__To do__: With the pictures left out, copy the listing below exactly.

*** Source records

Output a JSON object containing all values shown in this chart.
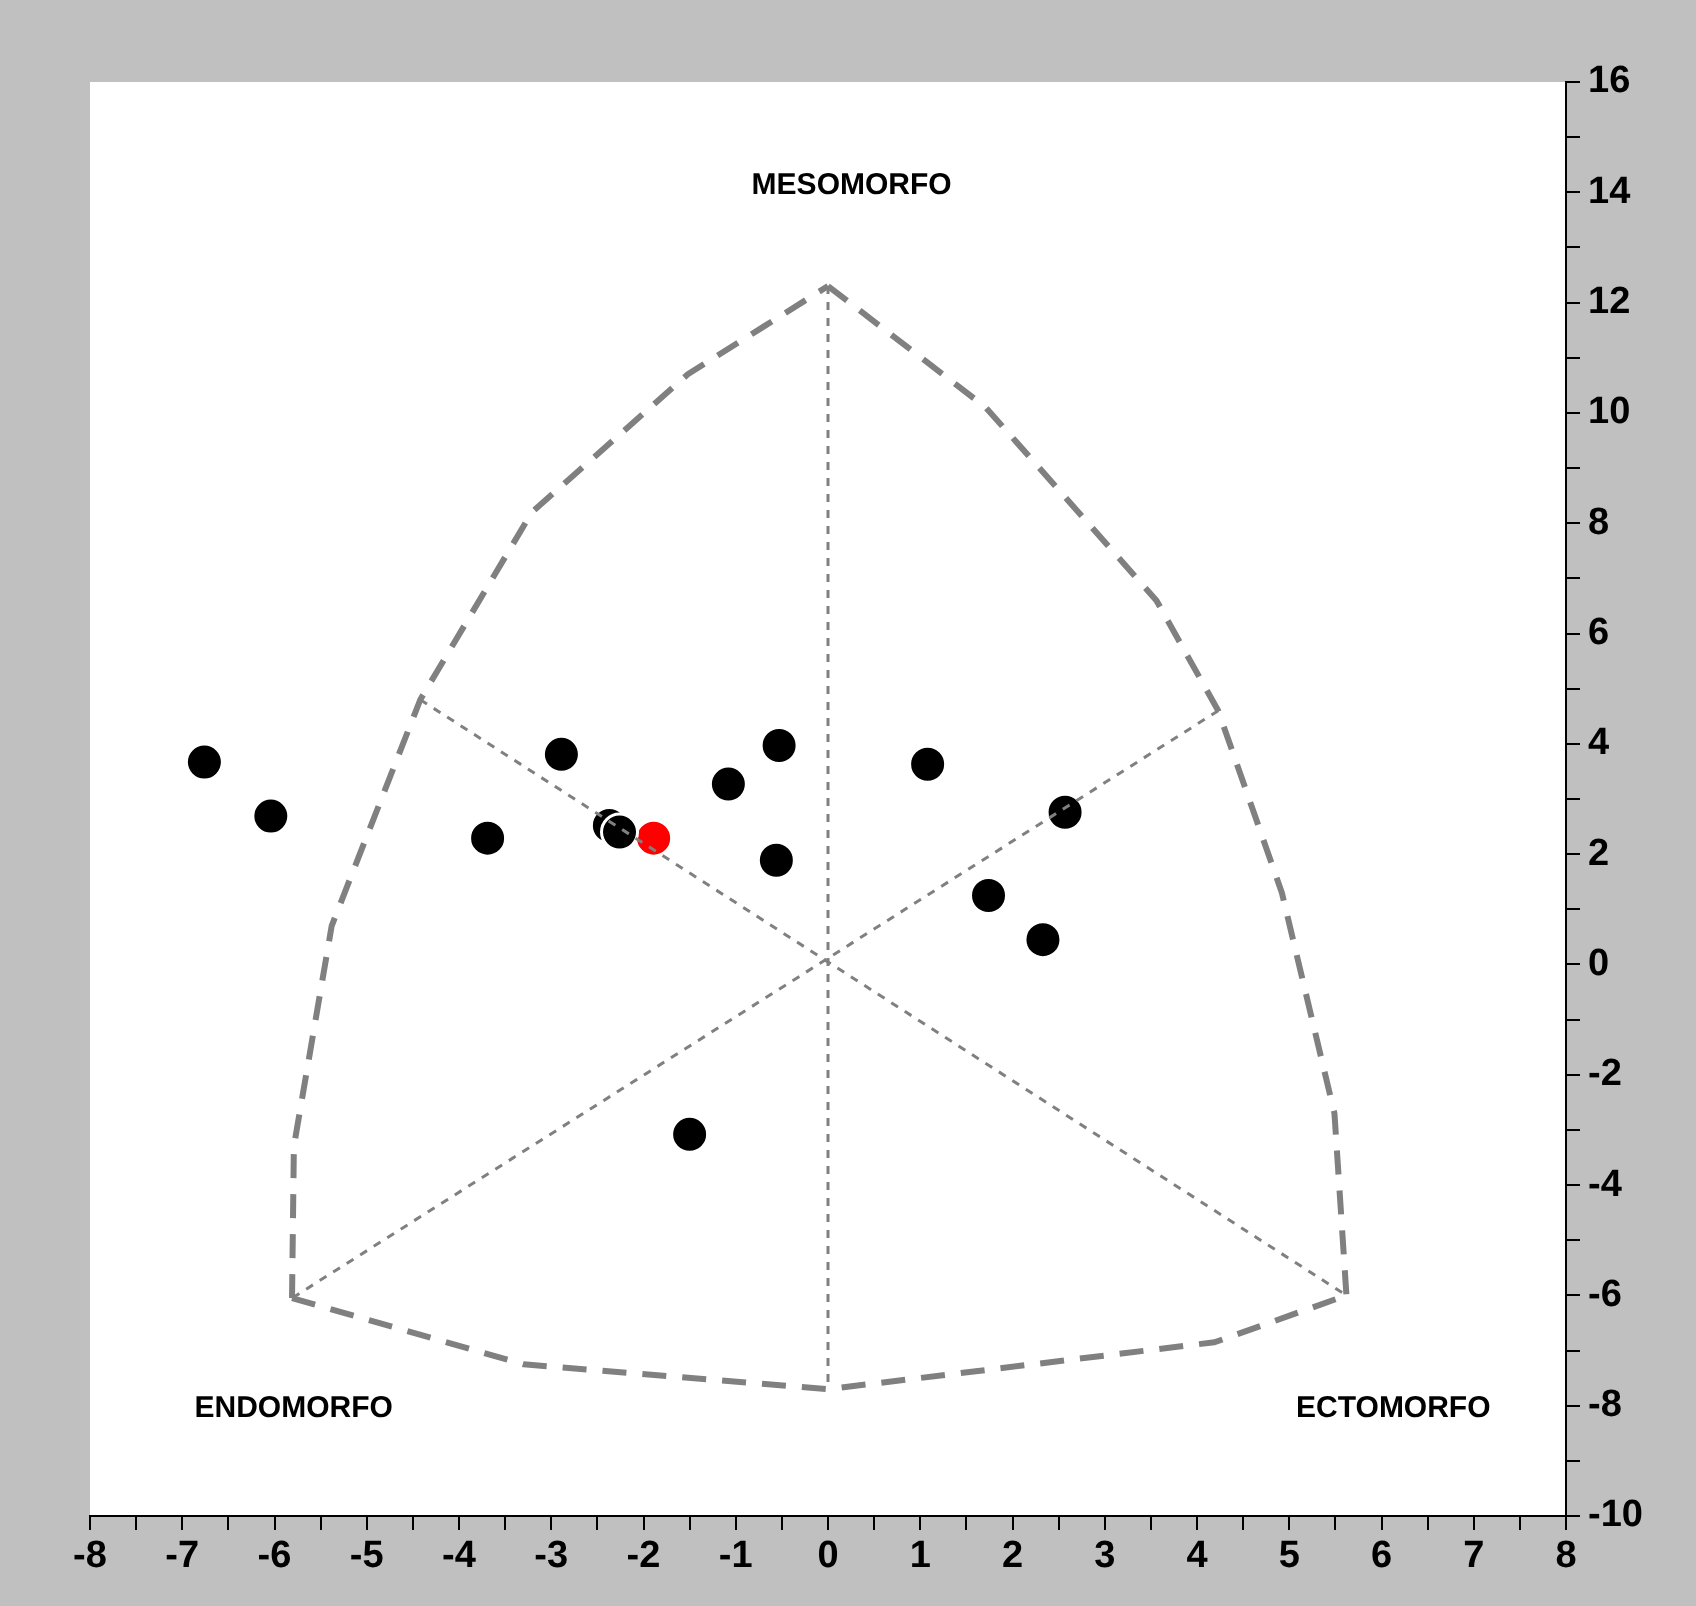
{
  "chart_data": {
    "type": "scatter",
    "xlim": [
      -8,
      8
    ],
    "ylim": [
      -10,
      16
    ],
    "xticks": [
      -8,
      {
        "value": -7.5,
        "label": null
      },
      -7,
      {
        "value": -6.5,
        "label": null
      },
      -6,
      {
        "value": -5.5,
        "label": null
      },
      -5,
      {
        "value": -4.5,
        "label": null
      },
      -4,
      {
        "value": -3.5,
        "label": null
      },
      -3,
      {
        "value": -2.5,
        "label": null
      },
      -2,
      {
        "value": -1.5,
        "label": null
      },
      -1,
      {
        "value": -0.5,
        "label": null
      },
      0,
      {
        "value": 0.5,
        "label": null
      },
      1,
      {
        "value": 1.5,
        "label": null
      },
      2,
      {
        "value": 2.5,
        "label": null
      },
      3,
      {
        "value": 3.5,
        "label": null
      },
      4,
      {
        "value": 4.5,
        "label": null
      },
      5,
      {
        "value": 5.5,
        "label": null
      },
      6,
      {
        "value": 6.5,
        "label": null
      },
      7,
      {
        "value": 7.5,
        "label": null
      },
      8
    ],
    "yticks": [
      -10,
      {
        "value": -9,
        "label": null
      },
      -8,
      {
        "value": -7,
        "label": null
      },
      -6,
      {
        "value": -5,
        "label": null
      },
      -4,
      {
        "value": -3,
        "label": null
      },
      -2,
      {
        "value": -1,
        "label": null
      },
      0,
      {
        "value": 1,
        "label": null
      },
      2,
      {
        "value": 3,
        "label": null
      },
      4,
      {
        "value": 5,
        "label": null
      },
      6,
      {
        "value": 7,
        "label": null
      },
      8,
      {
        "value": 9,
        "label": null
      },
      10,
      {
        "value": 11,
        "label": null
      },
      12,
      {
        "value": 13,
        "label": null
      },
      14,
      {
        "value": 15,
        "label": null
      },
      16
    ],
    "legend": false,
    "marker": "circle",
    "annotations": [
      "MESOMORFO",
      "ENDOMORFO",
      "ECTOMORFO"
    ],
    "series": [
      {
        "type": "line",
        "color": "#808080",
        "line_style": "dashed",
        "marker": "none",
        "x": [
          -5.81,
          -5.79,
          -5.38,
          -4.42,
          -3.21,
          -1.52,
          0
        ],
        "values": [
          -6.05,
          -3.3,
          0.7,
          4.8,
          8.2,
          10.7,
          12.3
        ]
      },
      {
        "type": "line",
        "color": "#808080",
        "line_style": "dashed",
        "marker": "none",
        "x": [
          0,
          1.71,
          3.56,
          4.23,
          4.92,
          5.49,
          5.62
        ],
        "values": [
          12.3,
          10.1,
          6.6,
          4.6,
          1.3,
          -2.7,
          -6.0
        ]
      },
      {
        "type": "line",
        "color": "#808080",
        "line_style": "dashed",
        "marker": "none",
        "x": [
          -5.81,
          -3.3,
          0,
          4.19,
          5.62
        ],
        "values": [
          -6.05,
          -7.25,
          -7.7,
          -6.85,
          -6.0
        ]
      },
      {
        "type": "line",
        "color": "#808080",
        "line_style": "dotted",
        "marker": "none",
        "x": [
          0,
          0,
          0
        ],
        "values": [
          12.3,
          2.3,
          -7.7
        ]
      },
      {
        "type": "line",
        "color": "#808080",
        "line_style": "dotted",
        "marker": "none",
        "x": [
          -4.42,
          5.62
        ],
        "values": [
          4.8,
          -6.0
        ]
      },
      {
        "type": "line",
        "color": "#808080",
        "line_style": "dotted",
        "marker": "none",
        "x": [
          4.23,
          -5.81
        ],
        "values": [
          4.6,
          -6.05
        ]
      },
      {
        "color": "#000000",
        "x": [
          -6.76,
          -6.04,
          -3.69,
          -2.89,
          -2.37,
          -2.26,
          -1.08,
          -0.53,
          -0.56,
          -1.5,
          1.08,
          2.57,
          1.74,
          2.33
        ],
        "values": [
          3.67,
          2.69,
          2.29,
          3.81,
          2.52,
          2.4,
          3.27,
          3.97,
          1.89,
          -3.08,
          3.63,
          2.76,
          1.25,
          0.45
        ]
      },
      {
        "color": "#ff0000",
        "x": [
          -1.89
        ],
        "values": [
          2.29
        ]
      }
    ]
  }
}
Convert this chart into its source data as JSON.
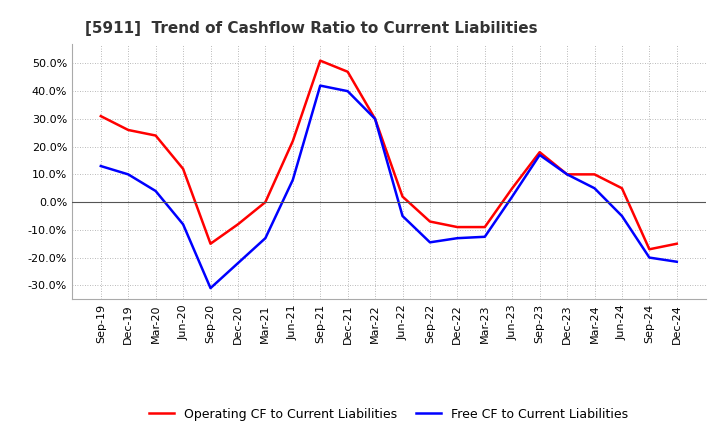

******

__Solution to the exercise__:
Output a JSON object containing all values shown in this chart.
{
  "chart_data": {
    "type": "scatter",
    "xlim": [
      -8,
      8
    ],
    "ylim": [
      -10,
      16
    ],
    "xticks": [
      -8,
      {
        "value": -7.5,
        "label": null
      },
      -7,
      {
        "value": -6.5,
        "label": null
      },
      -6,
      {
        "value": -5.5,
        "label": null
      },
      -5,
      {
        "value": -4.5,
        "label": null
      },
      -4,
      {
        "value": -3.5,
        "label": null
      },
      -3,
      {
        "value": -2.5,
        "label": null
      },
      -2,
      {
        "value": -1.5,
        "label": null
      },
      -1,
      {
        "value": -0.5,
        "label": null
      },
      0,
      {
        "value": 0.5,
        "label": null
      },
      1,
      {
        "value": 1.5,
        "label": null
      },
      2,
      {
        "value": 2.5,
        "label": null
      },
      3,
      {
        "value": 3.5,
        "label": null
      },
      4,
      {
        "value": 4.5,
        "label": null
      },
      5,
      {
        "value": 5.5,
        "label": null
      },
      6,
      {
        "value": 6.5,
        "label": null
      },
      7,
      {
        "value": 7.5,
        "label": null
      },
      8
    ],
    "yticks": [
      -10,
      {
        "value": -9,
        "label": null
      },
      -8,
      {
        "value": -7,
        "label": null
      },
      -6,
      {
        "value": -5,
        "label": null
      },
      -4,
      {
        "value": -3,
        "label": null
      },
      -2,
      {
        "value": -1,
        "label": null
      },
      0,
      {
        "value": 1,
        "label": null
      },
      2,
      {
        "value": 3,
        "label": null
      },
      4,
      {
        "value": 5,
        "label": null
      },
      6,
      {
        "value": 7,
        "label": null
      },
      8,
      {
        "value": 9,
        "label": null
      },
      10,
      {
        "value": 11,
        "label": null
      },
      12,
      {
        "value": 13,
        "label": null
      },
      14,
      {
        "value": 15,
        "label": null
      },
      16
    ],
    "legend": false,
    "marker": "circle",
    "annotations": [
      "MESOMORFO",
      "ENDOMORFO",
      "ECTOMORFO"
    ],
    "series": [
      {
        "type": "line",
        "color": "#808080",
        "line_style": "dashed",
        "marker": "none",
        "x": [
          -5.81,
          -5.79,
          -5.38,
          -4.42,
          -3.21,
          -1.52,
          0
        ],
        "values": [
          -6.05,
          -3.3,
          0.7,
          4.8,
          8.2,
          10.7,
          12.3
        ]
      },
      {
        "type": "line",
        "color": "#808080",
        "line_style": "dashed",
        "marker": "none",
        "x": [
          0,
          1.71,
          3.56,
          4.23,
          4.92,
          5.49,
          5.62
        ],
        "values": [
          12.3,
          10.1,
          6.6,
          4.6,
          1.3,
          -2.7,
          -6.0
        ]
      },
      {
        "type": "line",
        "color": "#808080",
        "line_style": "dashed",
        "marker": "none",
        "x": [
          -5.81,
          -3.3,
          0,
          4.19,
          5.62
        ],
        "values": [
          -6.05,
          -7.25,
          -7.7,
          -6.85,
          -6.0
        ]
      },
      {
        "type": "line",
        "color": "#808080",
        "line_style": "dotted",
        "marker": "none",
        "x": [
          0,
          0,
          0
        ],
        "values": [
          12.3,
          2.3,
          -7.7
        ]
      },
      {
        "type": "line",
        "color": "#808080",
        "line_style": "dotted",
        "marker": "none",
        "x": [
          -4.42,
          5.62
        ],
        "values": [
          4.8,
          -6.0
        ]
      },
      {
        "type": "line",
        "color": "#808080",
        "line_style": "dotted",
        "marker": "none",
        "x": [
          4.23,
          -5.81
        ],
        "values": [
          4.6,
          -6.05
        ]
      },
      {
        "color": "#000000",
        "x": [
          -6.76,
          -6.04,
          -3.69,
          -2.89,
          -2.37,
          -2.26,
          -1.08,
          -0.53,
          -0.56,
          -1.5,
          1.08,
          2.57,
          1.74,
          2.33
        ],
        "values": [
          3.67,
          2.69,
          2.29,
          3.81,
          2.52,
          2.4,
          3.27,
          3.97,
          1.89,
          -3.08,
          3.63,
          2.76,
          1.25,
          0.45
        ]
      },
      {
        "color": "#ff0000",
        "x": [
          -1.89
        ],
        "values": [
          2.29
        ]
      }
    ]
  }
}
Convert this chart into its source data as JSON.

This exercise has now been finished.